◆ SOURCE EXTRACT:
However, this doesn't match UAs; Trident, Gecko and Presto all allow the characters to be escaped and still invoke the normal URI token parsing.

The spec should be changed to match reality.

Conversation begins:
Bug report:
http://lists.w3.org/Archives/Public/www-style/2012May/0327.html

Comment 1 Anton P 2012-06-16 15:15:32 UTC

This issue has an interesting history.


It began life as Issue 23 [http://wiki.csswg.org/spec/css2.1#issue-23]:

URL
    http://lists.w3.org/Archives/Public/www-style/2007Dec/0215.html
Summary
    “url(” needs to be {u}{r}{l}”(” in grammar
Resolution
    Assumed editorial.
Status
    Closed.

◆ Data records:
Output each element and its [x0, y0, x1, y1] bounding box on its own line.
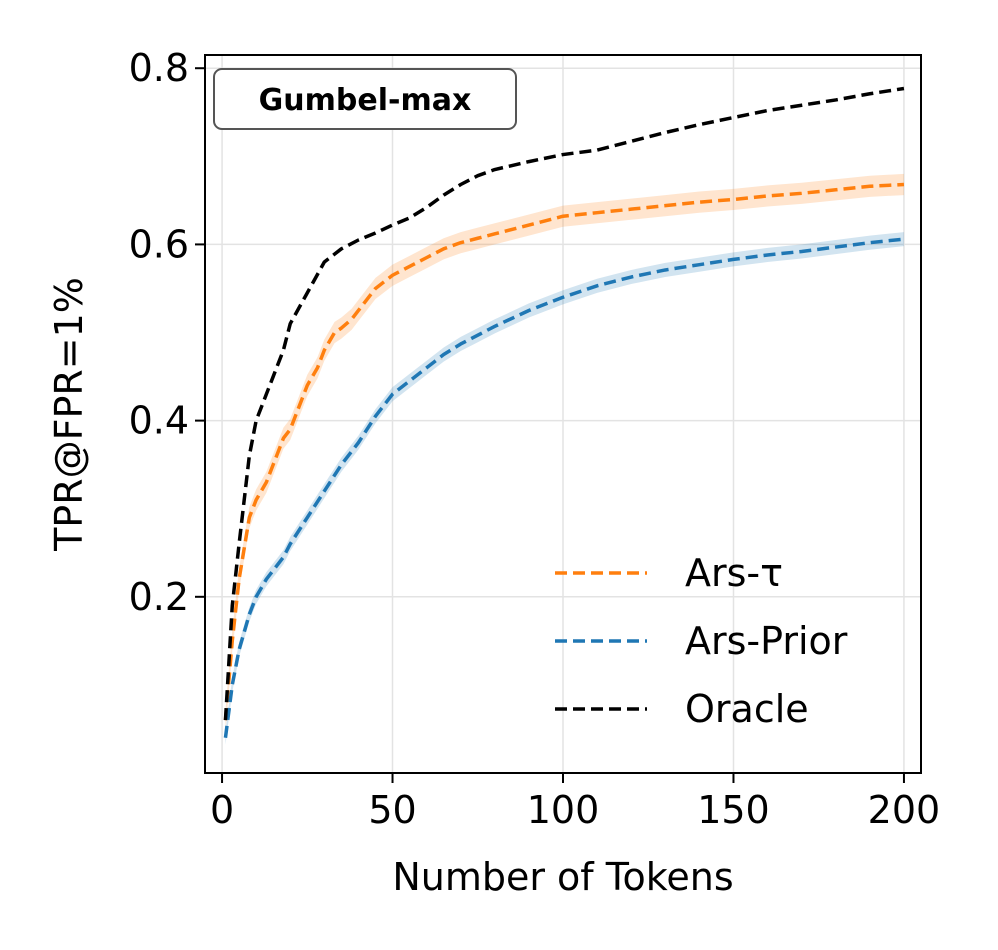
chart-title: Gumbel-max: [259, 83, 472, 118]
legend: Ars-τ Ars-Prior Oracle: [555, 551, 848, 731]
legend-label-1: Ars-Prior: [685, 619, 848, 663]
x-tick-label: 100: [527, 788, 600, 832]
y-tick-label: 0.2: [129, 575, 189, 619]
series-layer: [223, 86, 905, 745]
x-tick-label: 0: [210, 788, 234, 832]
x-tick-label: 150: [697, 788, 770, 832]
y-tick-label: 0.8: [129, 46, 189, 90]
grid-layer: [205, 55, 921, 773]
y-tick-label: 0.4: [129, 399, 189, 443]
legend-label-2: Oracle: [685, 687, 809, 731]
y-axis-label: TPR@FPR=1%: [47, 277, 91, 552]
legend-label-0: Ars-τ: [685, 551, 783, 595]
title-badge: Gumbel-max: [213, 68, 517, 130]
series-line-0: [223, 182, 905, 721]
x-tick-label: 50: [368, 788, 416, 832]
series-line-2: [223, 86, 905, 721]
y-tick-label: 0.6: [129, 222, 189, 266]
x-axis-label: Number of Tokens: [392, 855, 733, 899]
title-badge-box: [213, 68, 517, 130]
series-line-1: [223, 237, 905, 738]
x-tick-label: 200: [868, 788, 941, 832]
tick-layer: 0 50 100 150 200 0.2 0.4 0.6 0.8: [129, 46, 941, 832]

◆ REQUIRED TASK A: Which three user agents does the bug thread say allow the characters to be escaped while still invoking normal URI token parsing?
◆ REQUIRED TASK B: Transcribe the bug thread from "This issue has" to "Assumed editorial.".

◆ FINAL ANSWER A: Trident, Gecko and Presto.

◆ FINAL ANSWER B:
This issue has an interesting history.


It began life as Issue 23 [http://wiki.csswg.org/spec/css2.1#issue-23]:

URL
    http://lists.w3.org/Archives/Public/www-style/2007Dec/0215.html
Summary
    “url(” needs to be {u}{r}{l}”(” in grammar
Resolution
    Assumed editorial.